▶ [Written problem] Copy out all of the data below with no alterations.

▶ [Given entries]
# # # #

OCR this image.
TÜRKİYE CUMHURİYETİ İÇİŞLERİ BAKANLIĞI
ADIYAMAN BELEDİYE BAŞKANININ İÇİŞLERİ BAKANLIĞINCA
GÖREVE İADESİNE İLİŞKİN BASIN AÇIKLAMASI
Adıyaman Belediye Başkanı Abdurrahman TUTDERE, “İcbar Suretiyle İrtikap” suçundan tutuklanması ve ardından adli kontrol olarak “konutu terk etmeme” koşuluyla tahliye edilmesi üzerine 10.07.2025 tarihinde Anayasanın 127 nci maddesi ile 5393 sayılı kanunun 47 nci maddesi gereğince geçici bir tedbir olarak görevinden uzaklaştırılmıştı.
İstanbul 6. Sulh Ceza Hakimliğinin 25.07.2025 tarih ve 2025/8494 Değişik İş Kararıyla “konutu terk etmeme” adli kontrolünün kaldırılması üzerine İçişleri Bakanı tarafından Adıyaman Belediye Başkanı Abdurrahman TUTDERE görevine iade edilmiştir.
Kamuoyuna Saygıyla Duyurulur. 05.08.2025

# # # #

▶ [Correct response]
OCR this image.
TÜRKİYE CUMHURİYETİ İÇİŞLERİ BAKANLIĞI
ADIYAMAN BELEDİYE BAŞKANININ İÇİŞLERİ BAKANLIĞINCA
GÖREVE İADESİNE İLİŞKİN BASIN AÇIKLAMASI
Adıyaman Belediye Başkanı Abdurrahman TUTDERE, “İcbar Suretiyle İrtikap” suçundan tutuklanması ve ardından adli kontrol olarak “konutu terk etmeme” koşuluyla tahliye edilmesi üzerine 10.07.2025 tarihinde Anayasanın 127 nci maddesi ile 5393 sayılı kanunun 47 nci maddesi gereğince geçici bir tedbir olarak görevinden uzaklaştırılmıştı.
İstanbul 6. Sulh Ceza Hakimliğinin 25.07.2025 tarih ve 2025/8494 Değişik İş Kararıyla “konutu terk etmeme” adli kontrolünün kaldırılması üzerine İçişleri Bakanı tarafından Adıyaman Belediye Başkanı Abdurrahman TUTDERE görevine iade edilmiştir.
Kamuoyuna Saygıyla Duyurulur. 05.08.2025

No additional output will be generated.